--- START OF Given records ---

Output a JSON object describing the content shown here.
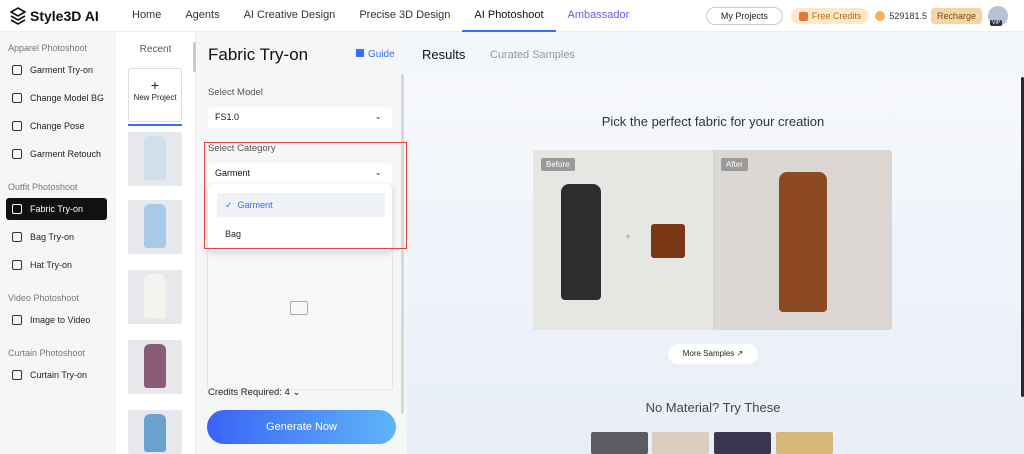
{
  "app": {
    "name": "Style3D AI"
  },
  "nav": {
    "items": [
      {
        "label": "Home"
      },
      {
        "label": "Agents"
      },
      {
        "label": "AI Creative Design"
      },
      {
        "label": "Precise 3D Design"
      },
      {
        "label": "AI Photoshoot"
      },
      {
        "label": "Ambassador"
      }
    ],
    "active": "AI Photoshoot"
  },
  "header": {
    "my_projects": "My Projects",
    "free_credits": "Free Credits",
    "credits_value": "529181.5",
    "recharge": "Recharge",
    "vip": "VIP"
  },
  "sidebar": {
    "sections": [
      {
        "title": "Apparel Photoshoot",
        "items": [
          "Garment Try-on",
          "Change Model BG",
          "Change Pose",
          "Garment Retouch"
        ]
      },
      {
        "title": "Outfit Photoshoot",
        "items": [
          "Fabric Try-on",
          "Bag Try-on",
          "Hat Try-on"
        ]
      },
      {
        "title": "Video Photoshoot",
        "items": [
          "Image to Video"
        ]
      },
      {
        "title": "Curtain Photoshoot",
        "items": [
          "Curtain Try-on"
        ]
      }
    ],
    "active": "Fabric Try-on"
  },
  "recent": {
    "title": "Recent",
    "new_project": "New Project"
  },
  "panel": {
    "title": "Fabric Try-on",
    "guide": "Guide",
    "select_model_label": "Select Model",
    "select_model_value": "FS1.0",
    "select_category_label": "Select Category",
    "select_category_value": "Garment",
    "category_options": [
      "Garment",
      "Bag"
    ],
    "credits_required": "Credits Required: 4",
    "generate": "Generate Now"
  },
  "main": {
    "tabs": [
      "Results",
      "Curated Samples"
    ],
    "heading": "Pick the perfect fabric for your creation",
    "before_tag": "Before",
    "after_tag": "After",
    "more_samples": "More Samples",
    "no_material": "No Material? Try These"
  },
  "colors": {
    "accent": "#3b6cf6",
    "highlight_box": "#e0443a",
    "ambassador": "#6a5cf0"
  }
}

--- END OF Given records ---

Repeat the lines above exactly, and keep every picture out.

_The reply_:
Output a JSON object describing the content shown here.
{
  "app": {
    "name": "Style3D AI"
  },
  "nav": {
    "items": [
      {
        "label": "Home"
      },
      {
        "label": "Agents"
      },
      {
        "label": "AI Creative Design"
      },
      {
        "label": "Precise 3D Design"
      },
      {
        "label": "AI Photoshoot"
      },
      {
        "label": "Ambassador"
      }
    ],
    "active": "AI Photoshoot"
  },
  "header": {
    "my_projects": "My Projects",
    "free_credits": "Free Credits",
    "credits_value": "529181.5",
    "recharge": "Recharge",
    "vip": "VIP"
  },
  "sidebar": {
    "sections": [
      {
        "title": "Apparel Photoshoot",
        "items": [
          "Garment Try-on",
          "Change Model BG",
          "Change Pose",
          "Garment Retouch"
        ]
      },
      {
        "title": "Outfit Photoshoot",
        "items": [
          "Fabric Try-on",
          "Bag Try-on",
          "Hat Try-on"
        ]
      },
      {
        "title": "Video Photoshoot",
        "items": [
          "Image to Video"
        ]
      },
      {
        "title": "Curtain Photoshoot",
        "items": [
          "Curtain Try-on"
        ]
      }
    ],
    "active": "Fabric Try-on"
  },
  "recent": {
    "title": "Recent",
    "new_project": "New Project"
  },
  "panel": {
    "title": "Fabric Try-on",
    "guide": "Guide",
    "select_model_label": "Select Model",
    "select_model_value": "FS1.0",
    "select_category_label": "Select Category",
    "select_category_value": "Garment",
    "category_options": [
      "Garment",
      "Bag"
    ],
    "credits_required": "Credits Required: 4",
    "generate": "Generate Now"
  },
  "main": {
    "tabs": [
      "Results",
      "Curated Samples"
    ],
    "heading": "Pick the perfect fabric for your creation",
    "before_tag": "Before",
    "after_tag": "After",
    "more_samples": "More Samples",
    "no_material": "No Material? Try These"
  },
  "colors": {
    "accent": "#3b6cf6",
    "highlight_box": "#e0443a",
    "ambassador": "#6a5cf0"
  }
}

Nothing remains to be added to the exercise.